→ WHAT THIS TASK INVOLVES:
Extract the complete listing and repeat it word for word.

→ EXERCISE MATERIAL:
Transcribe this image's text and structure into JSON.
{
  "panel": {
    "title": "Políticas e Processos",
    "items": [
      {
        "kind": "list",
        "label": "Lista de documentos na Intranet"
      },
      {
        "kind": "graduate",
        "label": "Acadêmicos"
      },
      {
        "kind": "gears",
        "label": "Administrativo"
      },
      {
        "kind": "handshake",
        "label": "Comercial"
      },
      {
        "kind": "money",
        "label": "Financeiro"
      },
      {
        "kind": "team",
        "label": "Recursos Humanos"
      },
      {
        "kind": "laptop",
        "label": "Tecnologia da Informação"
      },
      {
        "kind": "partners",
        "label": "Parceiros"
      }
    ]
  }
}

→ SOLUTION:
Transcribe this image's text and structure into JSON.
{
  "panel": {
    "title": "Políticas e Processos",
    "items": [
      {
        "kind": "list",
        "label": "Lista de documentos na Intranet"
      },
      {
        "kind": "graduate",
        "label": "Acadêmicos"
      },
      {
        "kind": "gears",
        "label": "Administrativo"
      },
      {
        "kind": "handshake",
        "label": "Comercial"
      },
      {
        "kind": "money",
        "label": "Financeiro"
      },
      {
        "kind": "team",
        "label": "Recursos Humanos"
      },
      {
        "kind": "laptop",
        "label": "Tecnologia da Informação"
      },
      {
        "kind": "partners",
        "label": "Parceiros"
      }
    ]
  }
}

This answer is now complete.